--- begin ---

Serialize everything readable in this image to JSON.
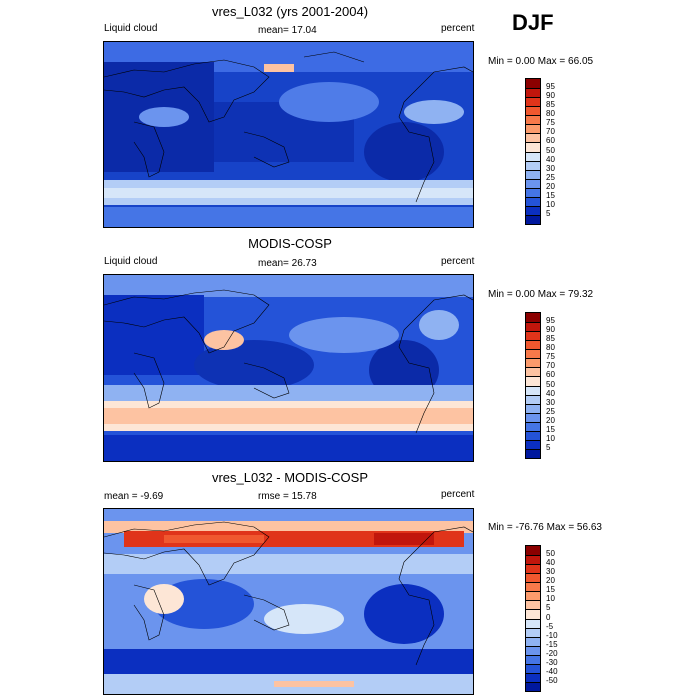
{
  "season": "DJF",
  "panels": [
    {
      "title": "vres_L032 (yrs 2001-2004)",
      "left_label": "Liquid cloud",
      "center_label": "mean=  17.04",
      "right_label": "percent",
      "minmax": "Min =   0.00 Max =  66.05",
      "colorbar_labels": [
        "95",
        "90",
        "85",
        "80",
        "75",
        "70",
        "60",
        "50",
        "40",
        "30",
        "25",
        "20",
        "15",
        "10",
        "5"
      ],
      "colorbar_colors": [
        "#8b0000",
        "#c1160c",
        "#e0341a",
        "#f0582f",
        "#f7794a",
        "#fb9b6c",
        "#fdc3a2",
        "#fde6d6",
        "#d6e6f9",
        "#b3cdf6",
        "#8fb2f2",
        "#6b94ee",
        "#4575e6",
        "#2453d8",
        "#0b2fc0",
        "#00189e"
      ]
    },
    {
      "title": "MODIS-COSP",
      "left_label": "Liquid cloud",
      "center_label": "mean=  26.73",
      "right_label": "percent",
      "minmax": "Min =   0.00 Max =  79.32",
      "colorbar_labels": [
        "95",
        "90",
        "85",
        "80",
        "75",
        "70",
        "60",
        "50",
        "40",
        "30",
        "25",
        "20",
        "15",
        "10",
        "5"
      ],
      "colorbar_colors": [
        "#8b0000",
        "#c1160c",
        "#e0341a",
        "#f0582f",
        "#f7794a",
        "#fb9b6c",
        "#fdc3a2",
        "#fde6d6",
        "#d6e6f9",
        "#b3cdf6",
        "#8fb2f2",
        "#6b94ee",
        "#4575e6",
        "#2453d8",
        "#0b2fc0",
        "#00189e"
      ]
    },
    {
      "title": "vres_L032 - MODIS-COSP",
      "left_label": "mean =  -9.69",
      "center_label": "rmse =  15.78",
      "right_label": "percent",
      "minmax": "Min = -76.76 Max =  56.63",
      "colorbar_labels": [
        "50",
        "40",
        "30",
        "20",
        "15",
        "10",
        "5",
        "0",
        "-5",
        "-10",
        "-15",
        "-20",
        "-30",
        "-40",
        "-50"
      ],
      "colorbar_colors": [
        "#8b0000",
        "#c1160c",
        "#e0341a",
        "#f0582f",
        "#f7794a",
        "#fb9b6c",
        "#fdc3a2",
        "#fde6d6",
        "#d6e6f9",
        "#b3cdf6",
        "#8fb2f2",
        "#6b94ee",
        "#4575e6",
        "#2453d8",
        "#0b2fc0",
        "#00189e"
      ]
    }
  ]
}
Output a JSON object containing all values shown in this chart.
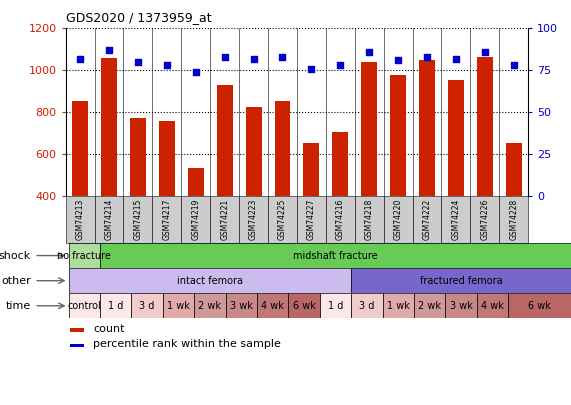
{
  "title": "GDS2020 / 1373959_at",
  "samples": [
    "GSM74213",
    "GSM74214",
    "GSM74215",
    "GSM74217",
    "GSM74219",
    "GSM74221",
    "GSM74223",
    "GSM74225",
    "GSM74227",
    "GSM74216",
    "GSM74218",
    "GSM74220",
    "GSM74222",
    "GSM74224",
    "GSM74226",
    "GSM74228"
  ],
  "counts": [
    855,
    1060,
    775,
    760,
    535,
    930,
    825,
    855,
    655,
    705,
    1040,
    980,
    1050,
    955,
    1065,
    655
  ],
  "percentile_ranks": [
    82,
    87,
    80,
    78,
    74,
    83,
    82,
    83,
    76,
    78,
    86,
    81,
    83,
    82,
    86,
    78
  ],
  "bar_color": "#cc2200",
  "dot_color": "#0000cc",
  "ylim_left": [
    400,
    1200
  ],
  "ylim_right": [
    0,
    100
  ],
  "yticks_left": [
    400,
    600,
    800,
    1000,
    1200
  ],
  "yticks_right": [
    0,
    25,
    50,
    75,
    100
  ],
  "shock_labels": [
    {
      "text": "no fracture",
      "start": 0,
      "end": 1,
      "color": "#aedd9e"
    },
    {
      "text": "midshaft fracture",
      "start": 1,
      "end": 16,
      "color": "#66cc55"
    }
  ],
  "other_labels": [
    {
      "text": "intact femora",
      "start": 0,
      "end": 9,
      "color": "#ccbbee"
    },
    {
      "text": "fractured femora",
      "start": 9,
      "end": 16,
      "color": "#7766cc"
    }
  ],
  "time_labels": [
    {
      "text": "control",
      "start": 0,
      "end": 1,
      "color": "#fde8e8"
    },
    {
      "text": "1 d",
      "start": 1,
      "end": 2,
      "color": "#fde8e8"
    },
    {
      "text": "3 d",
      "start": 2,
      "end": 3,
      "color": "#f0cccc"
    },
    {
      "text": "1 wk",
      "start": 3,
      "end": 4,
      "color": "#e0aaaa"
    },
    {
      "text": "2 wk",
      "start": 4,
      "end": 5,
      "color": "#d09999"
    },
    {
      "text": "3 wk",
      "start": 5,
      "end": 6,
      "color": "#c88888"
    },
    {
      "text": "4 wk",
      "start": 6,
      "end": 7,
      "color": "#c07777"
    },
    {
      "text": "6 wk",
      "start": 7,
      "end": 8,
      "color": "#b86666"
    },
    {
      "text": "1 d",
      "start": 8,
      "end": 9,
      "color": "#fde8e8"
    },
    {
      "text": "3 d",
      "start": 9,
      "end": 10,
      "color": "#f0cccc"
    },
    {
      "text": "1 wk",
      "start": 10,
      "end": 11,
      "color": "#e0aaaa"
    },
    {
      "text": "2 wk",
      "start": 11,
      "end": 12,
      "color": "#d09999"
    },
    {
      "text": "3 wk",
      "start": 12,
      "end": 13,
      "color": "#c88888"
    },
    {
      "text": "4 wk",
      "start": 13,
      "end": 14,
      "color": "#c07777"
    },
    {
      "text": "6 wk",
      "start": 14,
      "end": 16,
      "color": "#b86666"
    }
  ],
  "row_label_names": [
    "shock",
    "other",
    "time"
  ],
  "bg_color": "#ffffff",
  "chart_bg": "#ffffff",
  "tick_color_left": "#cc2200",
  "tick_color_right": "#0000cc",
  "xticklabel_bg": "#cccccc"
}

--- end ---

▸ EXERCISE DESCRIPTION
Which lines contain "COSP"? Copy each of them out.

▸ CORRECT OUTPUT
      "title": "MODIS-COSP",
      "title": "vres_L032 - MODIS-COSP",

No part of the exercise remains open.